[本文抜粋]
日経平均は金曜に一段高。株価上昇に弾みがつきそう

 先週の国内株市場ですが、週末3月12日(金)の日経平均は2万9,717円で取引を終えました。前週末終値(2万8,864円)からは853円高、週足ベースでも3週ぶりに上昇へ転じています。

■(図1)日経平均(日足)とMACD(2021年3月12日取引終了時点)

出所:MARKETSPEEDⅡを元に筆者作成

 あらためて先週の日経平均の値動きを振り返ってみると、週初の8日(月)の陰線と、週末12日(金)の陽線の二本のローソク足が特徴的となっています。

 まず、8日(月)についてですが、前週末から大きく反発し、2万9,000円台を回復してスタートしたものの、25日移動平均線が上値を抑える格好で上げ幅が縮小していき、結局この日は前週末終値を下回ったことで長い陰線が形成されました。その後の9日(火)や10日(水)、11日(木)の取引もこの陰線の範囲内で推移しました。

 こうした動きがガラリと変わったのが週末の12日(金)です。株価が一段高となり、長い陽線を形成しました。これにより、25日移動平均線を上抜けたほか、これまでのレポートでも指摘していた、「上値ライン」も超えていて、今後の株価上昇に弾みがつきそうな格好となっています。

 このまま、下段のMACDもシグナルを上抜けて上昇に勢いが出てくれば、12日(金)の終値(2万9,717円)の株価水準を踏まえると、3万円台が視野に入ってもおかしくはないと言えます。

ボリンジャーバンド、TOPIXの状況も改善

 では、日経平均3万円台乗せについて、別のテクニカル市場でも見ていきます。下の図2は日経平均(日足)のボリンジャーバンドです。

■(図2)日経平均(日足)のボリンジャーバンド(2021年3月12日取引終了時点)

出所:MARKETSPEEDⅡを元に筆者作成

 先週の値動きをボリンジャーバンドで見つめ直してみると、日経平均は▲1σ(シグマ)の辺りで下げ止まり、中心線である25日移動平均線を超えてきたところまで反発してきたことが分かります。

[問題 1] 日経平均の値動きを振り返る本文抜粋から、先週の取引日として日付と曜日がそろって記されている日をすべて書き出せ。
[問題 2] 日経平均の値動きを振り返る本文抜粋を、最後の文の続きから書き進めよ。

[与えられた情報]
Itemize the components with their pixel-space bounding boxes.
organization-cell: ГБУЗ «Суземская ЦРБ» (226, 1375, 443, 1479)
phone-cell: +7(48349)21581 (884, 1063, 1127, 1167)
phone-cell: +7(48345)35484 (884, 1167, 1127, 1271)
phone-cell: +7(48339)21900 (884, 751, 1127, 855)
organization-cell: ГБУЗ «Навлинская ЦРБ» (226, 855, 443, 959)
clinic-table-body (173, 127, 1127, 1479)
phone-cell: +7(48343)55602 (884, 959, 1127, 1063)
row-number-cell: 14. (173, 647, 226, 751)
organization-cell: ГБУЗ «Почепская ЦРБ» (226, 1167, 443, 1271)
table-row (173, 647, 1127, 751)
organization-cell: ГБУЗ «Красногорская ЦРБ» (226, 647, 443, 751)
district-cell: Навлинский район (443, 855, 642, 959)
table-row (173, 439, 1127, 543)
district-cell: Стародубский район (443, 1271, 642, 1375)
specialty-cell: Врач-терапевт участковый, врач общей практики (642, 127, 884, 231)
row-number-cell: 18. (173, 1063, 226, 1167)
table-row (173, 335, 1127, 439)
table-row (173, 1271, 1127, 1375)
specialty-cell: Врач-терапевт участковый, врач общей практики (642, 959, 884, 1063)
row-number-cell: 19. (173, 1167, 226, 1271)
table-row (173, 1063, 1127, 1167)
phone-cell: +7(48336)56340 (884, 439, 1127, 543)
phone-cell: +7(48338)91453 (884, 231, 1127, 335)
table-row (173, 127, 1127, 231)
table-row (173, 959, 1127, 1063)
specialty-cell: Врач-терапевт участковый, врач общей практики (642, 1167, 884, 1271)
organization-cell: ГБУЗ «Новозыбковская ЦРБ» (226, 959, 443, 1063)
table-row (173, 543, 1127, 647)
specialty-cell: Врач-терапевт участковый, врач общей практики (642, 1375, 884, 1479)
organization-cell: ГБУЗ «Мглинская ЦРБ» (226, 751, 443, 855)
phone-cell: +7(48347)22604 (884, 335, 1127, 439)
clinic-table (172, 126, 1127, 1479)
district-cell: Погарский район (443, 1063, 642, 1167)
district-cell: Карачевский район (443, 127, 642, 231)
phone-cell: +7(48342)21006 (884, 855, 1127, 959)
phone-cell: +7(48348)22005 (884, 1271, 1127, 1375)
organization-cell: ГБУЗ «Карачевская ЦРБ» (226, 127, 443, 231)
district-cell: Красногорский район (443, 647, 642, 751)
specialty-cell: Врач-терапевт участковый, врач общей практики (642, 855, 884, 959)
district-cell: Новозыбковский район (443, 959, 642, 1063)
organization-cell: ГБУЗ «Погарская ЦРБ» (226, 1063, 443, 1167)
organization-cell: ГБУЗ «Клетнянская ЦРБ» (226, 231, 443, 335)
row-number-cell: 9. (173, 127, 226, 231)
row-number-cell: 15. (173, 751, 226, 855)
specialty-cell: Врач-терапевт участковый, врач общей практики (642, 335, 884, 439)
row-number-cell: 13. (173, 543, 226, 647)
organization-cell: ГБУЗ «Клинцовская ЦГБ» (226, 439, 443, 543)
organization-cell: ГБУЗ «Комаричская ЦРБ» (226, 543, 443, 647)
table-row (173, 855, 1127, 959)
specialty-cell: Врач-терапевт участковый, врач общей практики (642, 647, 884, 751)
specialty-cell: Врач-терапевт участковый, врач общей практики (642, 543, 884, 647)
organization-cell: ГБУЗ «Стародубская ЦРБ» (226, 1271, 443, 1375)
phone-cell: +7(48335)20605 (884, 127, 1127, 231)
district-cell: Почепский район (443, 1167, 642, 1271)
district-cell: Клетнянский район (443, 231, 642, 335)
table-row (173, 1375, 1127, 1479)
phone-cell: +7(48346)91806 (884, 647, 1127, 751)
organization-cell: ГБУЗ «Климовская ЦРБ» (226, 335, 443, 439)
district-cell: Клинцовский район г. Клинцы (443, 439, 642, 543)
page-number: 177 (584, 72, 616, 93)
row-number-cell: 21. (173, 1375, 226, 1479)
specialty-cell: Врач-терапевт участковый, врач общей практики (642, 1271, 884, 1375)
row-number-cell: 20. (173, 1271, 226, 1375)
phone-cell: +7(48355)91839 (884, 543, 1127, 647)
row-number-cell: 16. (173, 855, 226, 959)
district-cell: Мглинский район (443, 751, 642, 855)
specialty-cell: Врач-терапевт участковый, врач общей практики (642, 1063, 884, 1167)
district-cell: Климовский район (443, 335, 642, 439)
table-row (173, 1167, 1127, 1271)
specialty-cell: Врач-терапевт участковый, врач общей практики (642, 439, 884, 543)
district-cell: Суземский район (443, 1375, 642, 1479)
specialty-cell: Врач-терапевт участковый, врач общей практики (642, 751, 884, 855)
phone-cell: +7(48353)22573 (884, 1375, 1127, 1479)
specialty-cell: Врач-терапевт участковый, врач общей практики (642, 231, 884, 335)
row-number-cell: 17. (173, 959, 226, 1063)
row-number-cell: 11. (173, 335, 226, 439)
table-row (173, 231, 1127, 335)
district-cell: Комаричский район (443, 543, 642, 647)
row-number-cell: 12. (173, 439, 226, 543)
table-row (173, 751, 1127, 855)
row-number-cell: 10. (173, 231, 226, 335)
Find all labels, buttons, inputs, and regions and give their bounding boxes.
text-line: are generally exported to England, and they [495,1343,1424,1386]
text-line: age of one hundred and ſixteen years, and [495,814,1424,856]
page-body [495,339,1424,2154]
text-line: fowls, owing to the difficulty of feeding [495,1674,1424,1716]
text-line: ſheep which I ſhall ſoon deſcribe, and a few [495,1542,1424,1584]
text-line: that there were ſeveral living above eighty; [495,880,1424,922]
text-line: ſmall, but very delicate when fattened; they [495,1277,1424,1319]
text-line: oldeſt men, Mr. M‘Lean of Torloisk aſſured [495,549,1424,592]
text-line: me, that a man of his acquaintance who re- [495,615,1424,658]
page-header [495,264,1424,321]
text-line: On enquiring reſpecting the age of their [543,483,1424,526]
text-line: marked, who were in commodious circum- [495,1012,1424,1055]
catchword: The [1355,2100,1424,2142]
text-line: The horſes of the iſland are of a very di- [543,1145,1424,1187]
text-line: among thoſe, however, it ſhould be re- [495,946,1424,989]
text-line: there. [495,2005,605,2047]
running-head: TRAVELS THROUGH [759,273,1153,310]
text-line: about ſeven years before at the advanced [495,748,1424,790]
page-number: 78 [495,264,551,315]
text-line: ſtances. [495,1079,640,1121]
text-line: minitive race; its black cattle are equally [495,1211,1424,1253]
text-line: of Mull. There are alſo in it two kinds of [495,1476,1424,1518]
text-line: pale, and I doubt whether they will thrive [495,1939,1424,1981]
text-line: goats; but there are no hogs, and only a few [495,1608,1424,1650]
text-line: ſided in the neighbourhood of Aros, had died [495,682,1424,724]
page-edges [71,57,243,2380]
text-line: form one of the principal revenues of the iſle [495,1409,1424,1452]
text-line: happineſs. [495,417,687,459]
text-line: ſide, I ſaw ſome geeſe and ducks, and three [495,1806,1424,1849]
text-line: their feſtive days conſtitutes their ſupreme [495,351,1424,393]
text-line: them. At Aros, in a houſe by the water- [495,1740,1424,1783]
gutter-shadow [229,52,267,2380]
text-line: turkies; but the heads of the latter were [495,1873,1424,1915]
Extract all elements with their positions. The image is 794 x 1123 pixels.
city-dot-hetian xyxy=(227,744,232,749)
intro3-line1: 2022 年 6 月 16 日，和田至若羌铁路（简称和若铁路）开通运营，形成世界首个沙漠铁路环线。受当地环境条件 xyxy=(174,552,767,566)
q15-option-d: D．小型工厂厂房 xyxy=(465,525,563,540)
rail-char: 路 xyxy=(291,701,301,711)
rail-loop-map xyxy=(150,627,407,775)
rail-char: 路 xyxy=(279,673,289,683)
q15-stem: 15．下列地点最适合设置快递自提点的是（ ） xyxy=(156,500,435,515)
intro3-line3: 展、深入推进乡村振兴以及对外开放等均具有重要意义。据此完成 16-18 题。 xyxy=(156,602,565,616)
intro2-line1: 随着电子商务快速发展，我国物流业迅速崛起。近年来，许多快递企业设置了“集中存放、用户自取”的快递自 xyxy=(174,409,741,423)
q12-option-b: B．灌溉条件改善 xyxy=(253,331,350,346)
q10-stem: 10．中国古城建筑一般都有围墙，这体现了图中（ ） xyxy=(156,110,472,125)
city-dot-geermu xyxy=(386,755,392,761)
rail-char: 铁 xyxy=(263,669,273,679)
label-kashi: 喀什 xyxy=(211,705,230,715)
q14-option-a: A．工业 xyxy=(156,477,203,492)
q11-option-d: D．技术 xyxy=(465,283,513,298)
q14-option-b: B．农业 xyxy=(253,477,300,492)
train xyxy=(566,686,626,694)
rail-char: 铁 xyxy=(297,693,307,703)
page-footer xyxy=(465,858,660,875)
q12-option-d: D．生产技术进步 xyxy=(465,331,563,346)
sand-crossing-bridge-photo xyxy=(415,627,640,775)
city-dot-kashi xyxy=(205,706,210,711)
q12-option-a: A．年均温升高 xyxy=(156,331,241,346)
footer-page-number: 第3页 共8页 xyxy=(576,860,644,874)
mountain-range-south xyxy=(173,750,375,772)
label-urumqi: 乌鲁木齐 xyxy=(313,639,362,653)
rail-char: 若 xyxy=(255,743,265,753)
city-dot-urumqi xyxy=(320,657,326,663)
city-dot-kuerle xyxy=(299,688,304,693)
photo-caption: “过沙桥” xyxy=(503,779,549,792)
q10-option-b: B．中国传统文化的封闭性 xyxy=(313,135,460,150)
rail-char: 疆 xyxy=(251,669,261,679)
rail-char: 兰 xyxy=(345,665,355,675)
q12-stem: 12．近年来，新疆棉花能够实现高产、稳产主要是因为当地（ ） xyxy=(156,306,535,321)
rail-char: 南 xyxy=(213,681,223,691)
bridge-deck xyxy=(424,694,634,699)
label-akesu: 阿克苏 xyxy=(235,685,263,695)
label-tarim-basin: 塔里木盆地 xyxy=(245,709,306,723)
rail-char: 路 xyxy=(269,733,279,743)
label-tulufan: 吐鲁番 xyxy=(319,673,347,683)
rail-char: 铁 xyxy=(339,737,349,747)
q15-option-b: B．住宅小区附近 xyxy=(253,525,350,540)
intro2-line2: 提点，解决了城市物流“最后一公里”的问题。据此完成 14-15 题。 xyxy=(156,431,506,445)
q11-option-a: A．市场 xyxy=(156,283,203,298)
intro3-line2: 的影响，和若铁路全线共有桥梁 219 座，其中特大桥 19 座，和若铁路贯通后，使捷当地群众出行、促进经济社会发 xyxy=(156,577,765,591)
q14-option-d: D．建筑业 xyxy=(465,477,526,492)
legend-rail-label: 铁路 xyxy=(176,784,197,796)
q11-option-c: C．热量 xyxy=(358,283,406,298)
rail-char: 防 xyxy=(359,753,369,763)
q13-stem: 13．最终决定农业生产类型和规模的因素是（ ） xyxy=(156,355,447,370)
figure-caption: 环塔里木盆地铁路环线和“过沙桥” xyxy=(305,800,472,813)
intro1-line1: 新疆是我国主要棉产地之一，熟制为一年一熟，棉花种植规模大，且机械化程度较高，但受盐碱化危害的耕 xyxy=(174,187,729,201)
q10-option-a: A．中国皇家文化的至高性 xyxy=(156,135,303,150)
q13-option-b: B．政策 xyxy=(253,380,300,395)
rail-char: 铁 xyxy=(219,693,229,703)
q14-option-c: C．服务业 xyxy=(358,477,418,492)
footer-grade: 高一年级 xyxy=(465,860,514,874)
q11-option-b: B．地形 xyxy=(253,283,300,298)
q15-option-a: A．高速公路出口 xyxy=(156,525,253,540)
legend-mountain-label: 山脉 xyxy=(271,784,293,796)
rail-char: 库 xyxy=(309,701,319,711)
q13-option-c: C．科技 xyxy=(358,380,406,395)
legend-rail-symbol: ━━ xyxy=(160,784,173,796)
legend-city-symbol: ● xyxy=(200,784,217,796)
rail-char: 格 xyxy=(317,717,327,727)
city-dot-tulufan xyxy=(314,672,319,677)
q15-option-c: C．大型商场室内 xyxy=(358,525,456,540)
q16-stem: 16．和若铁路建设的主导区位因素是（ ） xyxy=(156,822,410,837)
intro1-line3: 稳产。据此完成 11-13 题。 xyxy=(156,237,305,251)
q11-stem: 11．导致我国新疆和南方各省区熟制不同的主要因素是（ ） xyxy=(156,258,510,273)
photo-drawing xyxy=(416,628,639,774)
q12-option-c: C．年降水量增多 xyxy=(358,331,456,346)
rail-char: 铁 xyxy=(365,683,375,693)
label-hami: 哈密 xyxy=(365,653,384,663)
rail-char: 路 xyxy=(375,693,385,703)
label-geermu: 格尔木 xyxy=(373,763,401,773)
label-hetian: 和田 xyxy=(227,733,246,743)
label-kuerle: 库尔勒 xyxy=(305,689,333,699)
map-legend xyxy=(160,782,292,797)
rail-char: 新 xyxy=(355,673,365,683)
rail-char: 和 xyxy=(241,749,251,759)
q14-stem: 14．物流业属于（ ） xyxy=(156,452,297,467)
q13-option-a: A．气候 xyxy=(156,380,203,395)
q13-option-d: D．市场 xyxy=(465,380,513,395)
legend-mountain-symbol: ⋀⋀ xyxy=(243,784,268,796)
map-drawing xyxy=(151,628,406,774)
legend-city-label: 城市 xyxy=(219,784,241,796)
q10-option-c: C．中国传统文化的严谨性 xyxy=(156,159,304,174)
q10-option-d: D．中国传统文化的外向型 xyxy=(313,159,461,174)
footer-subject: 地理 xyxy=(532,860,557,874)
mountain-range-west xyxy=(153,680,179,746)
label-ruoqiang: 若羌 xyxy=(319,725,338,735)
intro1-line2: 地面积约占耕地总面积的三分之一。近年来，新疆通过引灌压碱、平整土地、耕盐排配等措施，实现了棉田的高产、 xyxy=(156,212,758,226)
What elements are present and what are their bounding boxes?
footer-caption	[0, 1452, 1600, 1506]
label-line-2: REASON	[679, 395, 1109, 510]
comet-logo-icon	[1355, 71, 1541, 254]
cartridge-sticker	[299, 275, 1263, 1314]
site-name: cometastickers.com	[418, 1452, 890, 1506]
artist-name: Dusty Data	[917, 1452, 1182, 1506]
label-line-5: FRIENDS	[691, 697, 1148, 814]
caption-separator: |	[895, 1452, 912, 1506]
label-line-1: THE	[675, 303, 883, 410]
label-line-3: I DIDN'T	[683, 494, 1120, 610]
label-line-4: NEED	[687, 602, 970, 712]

[解答 1] 8日(月)、9日(火)、10日(水)、11日(木)、12日(金)

[解答 2]
 このまま+1σを目指せるかが今週の焦点になりますが、12日(金)時点での+1σ(3万47円)はちょうど3万円台水準でもあるため、多くの相場参加者が意識しそうです。

 ちなみに、同じ12日(金)時点の+2σ(3万602円)は、2月16日の直近高値(3万714円)のちょい手前の株価水準です。この水準で株価上昇が止まり、いわゆる「ダブルトップ」を形成するのか、それとも通過点となるのかはまだ分かりませんが、現時点で想定できる上昇余地になります。

 また、TOPIX(東証株価指数)の状況はさらに改善していると言えます。

■(図3)TOPIX(日足)のボリンジャーバンドとMACD(2021年3月12日取引終了時点)

出所:MARKETSPEEDⅡを元に筆者作成

 TOPIXも25日移動平均線や「上値ライン」を超えてきましたが、日経平均がまだ達成していない、ボリンジャーバンドの1σ超えや、MACDのシグナル上抜けも達成しています。

FOMC・日銀会合と米国株市場の動きに注意

 以上のように、足元の相場を日足ベースのチャートで捉えると、「かなり前向きで上方向を目指していく」というのが基本的なシナリオになりそうですが、それでも気をつけておきたい点がいくつかあります。

 1つ目は、FOMC(米連邦公開市場委員会)が今週の16日(火)~17日(水)、日銀金融政策決定会合が18日(木)~19日(金)に予定されていることです。とりわけ、今回の日銀会合ではETF(上場投資信託)買いを含めた緩和的な金融政策の見直し・点検の結果が公表される予定となっており、結果が出る19日(金)の後場の初期反応に注目が集まりそうです。FOMCについても、直近の金利上昇に対するパウエルFRB(米連邦準備制度理事会)議長の見解と今後の動きについての示唆が注目されます。

 そのため、日銀会合を前にして、(1)「ひとまず行けるところまで戻りを試し、会合の直前に利益確定売りに押される展開」、(2)「結果を見極めるまで様子見のもみ合いが続く展開」、(3)「警戒モードで売り優勢の展開」の3つが今週の値動きとして想定されることになります。現時点では(1)と(2)の可能性が高そうですが、相場のムードが改善しているとはいえ、いざ取引となるとタイミングが難しくなるかもしれません。

 2つ目は、米国株市場の動きです。

■(図4)米NYダウ(日足)とRSI(14日間) (2021年3月15日取引終了時点)

出所:MARKETSPEEDⅡを元に筆者作成

 先週の米NYダウ平均株価は連日で史上最高値を更新するなど、上値を伸ばす展開となりました。NYダウについても「上値ライン」を超えたあたりから上昇に勢いが出ていることが分かります。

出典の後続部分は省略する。